_Problem_:
Search the data for the string "Report" and extract every line where it appears.

_Input for this task_:
• • • • •

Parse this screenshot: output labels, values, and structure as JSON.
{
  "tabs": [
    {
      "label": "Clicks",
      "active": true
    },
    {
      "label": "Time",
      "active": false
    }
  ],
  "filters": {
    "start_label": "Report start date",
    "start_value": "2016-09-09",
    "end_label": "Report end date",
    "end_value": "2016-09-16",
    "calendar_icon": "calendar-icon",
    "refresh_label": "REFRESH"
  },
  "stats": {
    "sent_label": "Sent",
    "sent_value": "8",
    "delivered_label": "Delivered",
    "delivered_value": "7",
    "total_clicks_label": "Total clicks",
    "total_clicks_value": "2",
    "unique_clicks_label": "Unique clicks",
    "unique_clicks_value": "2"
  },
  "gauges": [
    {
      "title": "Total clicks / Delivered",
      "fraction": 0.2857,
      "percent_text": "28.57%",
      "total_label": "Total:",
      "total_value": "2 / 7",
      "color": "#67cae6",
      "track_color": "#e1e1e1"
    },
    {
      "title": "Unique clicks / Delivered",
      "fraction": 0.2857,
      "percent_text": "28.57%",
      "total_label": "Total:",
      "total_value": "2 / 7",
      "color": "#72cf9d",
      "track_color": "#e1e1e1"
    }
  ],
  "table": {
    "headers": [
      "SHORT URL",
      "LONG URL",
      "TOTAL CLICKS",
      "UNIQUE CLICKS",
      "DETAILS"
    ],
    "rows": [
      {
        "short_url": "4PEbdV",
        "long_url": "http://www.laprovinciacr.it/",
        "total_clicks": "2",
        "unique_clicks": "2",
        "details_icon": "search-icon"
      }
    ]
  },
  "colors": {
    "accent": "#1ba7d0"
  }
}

• • • • •

_The reply_:
    "start_label": "Report start date",
    "end_label": "Report end date",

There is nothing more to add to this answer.